PAGE EXCERPT ▸
________________________________________

Electric Earthquake is the seventh of the seventeen animated Technicolor short films based upon the DC Comics character of Superman, originally created by Jerry Siegel and Joe Shuster. This animated short was created by the Fleischer Studios. The story runs about eight minutes and covers Superman's adventures in stopping a madman from destroying Manhattan with electronically induced earthquakes. It was originally released 15 May 1942.[1] This is the first of the films to make it clear that the action is taking place in New York City.


The story begins with a view of the city, lowering to a view of the ground underneath. Deep under the docks, several large wires are connected to the bedrock. Following the wires away from the coast along the ocean floor, it is shown that they all converge in a strange underwater capsule. An elevator-like object emerges from the top and rises to an abandoned fishing house infested with rats. A man exits the elevator and heads toward the city in a motorboat.

Starting up the earthquake machine.

Later, at the Daily Planet, a Native American man warns Lois Lane, Clark Kent, and Perry White that they must run a report that Manhattan belongs to his people and should be given back to them. The Planet crew judges him to be crazy, and his threats to be empty... at least, everyone but Lois, who follows him to his motorboat. Hiding in the back, Lois is taken to the deserted fishing house on the water and sees his elevator. The man catches her watching him in the elevator's reflection, and calmly invites her to follow him, promising an amazing story. Lois follows.

The elevator lowers into the underwater capsule, and the man offers her a seat, then pushes a button which pins her arms and legs to the chair. Stepping up to the controls, he starts up his earthquake machine, sending a powerful surge of electricity through one of the wires and into the bedrock under the city. The large explosion causes the entire city to shake, and runs a large crack through the Daily Planet building. Clark takes advantage of the commotion to change into his Superman costume.

In one leap, Superman dives into the ocean and notices the several wires embedded in the rock. He pulls one of them out only to have it explode in his face, flinging him the ground and piling him with bedrock. He pushes the rock away and pulls at a few more, only to have the wires writhe with electric current and wind around him. At one point, Superman comes up for air only to have one of the wires wind around his neck and pull him down.

Finally, Superman follows the wires to the underwater capsule and pulls them out from its base, causing explosions which destroy the machine. As water fills the capsule, the villain takes the elevator to the surface, leaving Lois trapped as the water in the capsule slowly rises. Superman spots the elevator and catches the villain at the top, but is told that Lois is trapped, and darts back down to save her. The villain, meanwhile, loads the elevator with dynamite and sends it down after him. Superman, however, saves Lois in time, and captures the villain as he is making a getaway in his motorboat.

Later, as the Daily Planet reports Superman's latest heroic deed while the villain is implied to be arrested and sent to jail for his rampage, Clark and Lois are seen watching the now-rebuilt Manhattan from a cruise ship. Clark remarks, "You know, Lois, the old island looks just as good as ever." Lois replies, "That's right, Clark. Thanks to Superman."

________________________________________

GIVEN INSTRUCTION 1 ▸ According to the text on the Superman short, on what date was Electric Earthquake originally released?
GIVEN INSTRUCTION 2 ▸ Retype the records from their first line through the line that contains "- y-tick-label: 5000: [104, 333, 142, 352]", including both of those lines.
The text and the records are unrelated material.

________________________________________

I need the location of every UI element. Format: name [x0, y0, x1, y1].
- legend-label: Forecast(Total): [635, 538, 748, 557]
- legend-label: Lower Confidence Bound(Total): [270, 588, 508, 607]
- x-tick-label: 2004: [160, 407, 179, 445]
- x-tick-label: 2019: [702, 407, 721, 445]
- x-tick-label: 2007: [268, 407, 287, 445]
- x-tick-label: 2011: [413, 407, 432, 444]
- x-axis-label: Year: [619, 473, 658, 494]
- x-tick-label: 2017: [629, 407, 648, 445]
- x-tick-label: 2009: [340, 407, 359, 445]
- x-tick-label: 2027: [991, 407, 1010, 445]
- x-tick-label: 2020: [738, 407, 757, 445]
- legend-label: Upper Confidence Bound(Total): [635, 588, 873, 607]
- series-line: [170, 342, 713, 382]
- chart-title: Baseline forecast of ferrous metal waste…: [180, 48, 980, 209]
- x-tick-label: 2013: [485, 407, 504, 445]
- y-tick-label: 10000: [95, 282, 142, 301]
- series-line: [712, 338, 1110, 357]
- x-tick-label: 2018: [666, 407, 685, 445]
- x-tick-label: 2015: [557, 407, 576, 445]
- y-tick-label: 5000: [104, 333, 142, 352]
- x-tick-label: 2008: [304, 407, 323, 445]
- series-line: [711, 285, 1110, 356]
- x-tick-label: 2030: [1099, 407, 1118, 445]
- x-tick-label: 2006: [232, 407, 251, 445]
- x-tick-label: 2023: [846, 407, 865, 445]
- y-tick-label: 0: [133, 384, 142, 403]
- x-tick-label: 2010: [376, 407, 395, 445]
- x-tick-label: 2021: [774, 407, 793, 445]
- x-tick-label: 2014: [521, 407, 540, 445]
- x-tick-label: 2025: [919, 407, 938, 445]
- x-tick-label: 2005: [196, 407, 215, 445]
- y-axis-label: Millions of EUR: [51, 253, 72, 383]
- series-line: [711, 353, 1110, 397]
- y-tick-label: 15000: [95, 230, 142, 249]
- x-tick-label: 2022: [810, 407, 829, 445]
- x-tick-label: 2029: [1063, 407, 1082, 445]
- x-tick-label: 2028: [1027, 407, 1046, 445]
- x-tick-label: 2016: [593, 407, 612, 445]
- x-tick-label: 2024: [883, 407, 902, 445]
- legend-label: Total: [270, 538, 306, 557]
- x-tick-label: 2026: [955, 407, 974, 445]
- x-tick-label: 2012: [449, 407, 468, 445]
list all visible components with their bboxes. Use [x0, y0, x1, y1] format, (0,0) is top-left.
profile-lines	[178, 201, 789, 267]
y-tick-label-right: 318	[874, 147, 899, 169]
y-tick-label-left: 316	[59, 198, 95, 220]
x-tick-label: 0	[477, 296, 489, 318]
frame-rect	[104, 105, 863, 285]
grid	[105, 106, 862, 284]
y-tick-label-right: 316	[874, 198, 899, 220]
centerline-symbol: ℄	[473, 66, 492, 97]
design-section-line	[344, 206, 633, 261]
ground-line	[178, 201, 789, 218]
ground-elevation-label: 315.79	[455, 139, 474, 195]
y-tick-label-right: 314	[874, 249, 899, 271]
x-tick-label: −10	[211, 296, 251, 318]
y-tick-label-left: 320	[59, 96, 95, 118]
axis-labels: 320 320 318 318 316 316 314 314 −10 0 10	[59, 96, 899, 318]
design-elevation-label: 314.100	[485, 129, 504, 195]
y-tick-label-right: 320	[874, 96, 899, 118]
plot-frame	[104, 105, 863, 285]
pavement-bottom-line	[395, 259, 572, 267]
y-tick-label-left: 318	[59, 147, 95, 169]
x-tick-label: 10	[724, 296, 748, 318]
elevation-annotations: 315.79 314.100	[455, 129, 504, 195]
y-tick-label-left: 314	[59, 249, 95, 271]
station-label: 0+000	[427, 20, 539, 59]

________________________________________

FULL OUTPUT 1 ▸ 15 May 1942

FULL OUTPUT 2 ▸
I need the location of every UI element. Format: name [x0, y0, x1, y1].
- legend-label: Forecast(Total): [635, 538, 748, 557]
- legend-label: Lower Confidence Bound(Total): [270, 588, 508, 607]
- x-tick-label: 2004: [160, 407, 179, 445]
- x-tick-label: 2019: [702, 407, 721, 445]
- x-tick-label: 2007: [268, 407, 287, 445]
- x-tick-label: 2011: [413, 407, 432, 444]
- x-axis-label: Year: [619, 473, 658, 494]
- x-tick-label: 2017: [629, 407, 648, 445]
- x-tick-label: 2009: [340, 407, 359, 445]
- x-tick-label: 2027: [991, 407, 1010, 445]
- x-tick-label: 2020: [738, 407, 757, 445]
- legend-label: Upper Confidence Bound(Total): [635, 588, 873, 607]
- series-line: [170, 342, 713, 382]
- chart-title: Baseline forecast of ferrous metal waste…: [180, 48, 980, 209]
- x-tick-label: 2013: [485, 407, 504, 445]
- y-tick-label: 10000: [95, 282, 142, 301]
- series-line: [712, 338, 1110, 357]
- x-tick-label: 2018: [666, 407, 685, 445]
- x-tick-label: 2015: [557, 407, 576, 445]
- y-tick-label: 5000: [104, 333, 142, 352]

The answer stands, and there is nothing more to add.